Data in this exercise:
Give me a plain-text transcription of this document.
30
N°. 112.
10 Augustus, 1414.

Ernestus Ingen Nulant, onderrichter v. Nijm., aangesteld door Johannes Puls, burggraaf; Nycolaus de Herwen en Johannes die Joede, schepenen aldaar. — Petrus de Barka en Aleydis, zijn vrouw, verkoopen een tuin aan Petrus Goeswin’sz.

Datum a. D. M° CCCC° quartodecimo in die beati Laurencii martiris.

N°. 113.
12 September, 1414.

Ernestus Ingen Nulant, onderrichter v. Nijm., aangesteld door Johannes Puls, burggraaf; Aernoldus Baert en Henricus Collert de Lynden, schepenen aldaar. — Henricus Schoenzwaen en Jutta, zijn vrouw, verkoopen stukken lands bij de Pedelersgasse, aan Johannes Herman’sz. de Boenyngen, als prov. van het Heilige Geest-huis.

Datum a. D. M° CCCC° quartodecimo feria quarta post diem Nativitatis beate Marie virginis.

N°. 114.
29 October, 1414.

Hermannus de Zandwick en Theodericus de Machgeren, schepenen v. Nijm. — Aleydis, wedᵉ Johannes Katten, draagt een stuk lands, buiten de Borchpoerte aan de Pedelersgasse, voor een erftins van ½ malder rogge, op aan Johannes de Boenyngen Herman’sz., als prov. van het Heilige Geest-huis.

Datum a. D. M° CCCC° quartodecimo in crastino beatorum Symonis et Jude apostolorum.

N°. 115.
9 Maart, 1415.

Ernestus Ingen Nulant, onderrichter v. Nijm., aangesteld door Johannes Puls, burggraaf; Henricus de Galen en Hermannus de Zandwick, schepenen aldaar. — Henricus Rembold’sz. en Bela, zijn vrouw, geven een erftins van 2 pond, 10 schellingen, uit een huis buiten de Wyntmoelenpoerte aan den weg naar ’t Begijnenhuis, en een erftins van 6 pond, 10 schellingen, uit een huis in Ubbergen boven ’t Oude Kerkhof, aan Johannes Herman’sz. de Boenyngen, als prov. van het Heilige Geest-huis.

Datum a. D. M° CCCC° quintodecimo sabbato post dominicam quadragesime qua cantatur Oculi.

Direction: Check each line above for the string "lands", then copy the ones that have it.

Solution for this problem:
Ernestus Ingen Nulant, onderrichter v. Nijm., aangesteld door Johannes Puls, burggraaf; Aernoldus Baert en Henricus Collert de Lynden, schepenen aldaar. — Henricus Schoenzwaen en Jutta, zijn vrouw, verkoopen stukken lands bij de Pedelersgasse, aan Johannes Herman’sz. de Boenyngen, als prov. van het Heilige Geest-huis.
Hermannus de Zandwick en Theodericus de Machgeren, schepenen v. Nijm. — Aleydis, wedᵉ Johannes Katten, draagt een stuk lands, buiten de Borchpoerte aan de Pedelersgasse, voor een erftins van ½ malder rogge, op aan Johannes de Boenyngen Herman’sz., als prov. van het Heilige Geest-huis.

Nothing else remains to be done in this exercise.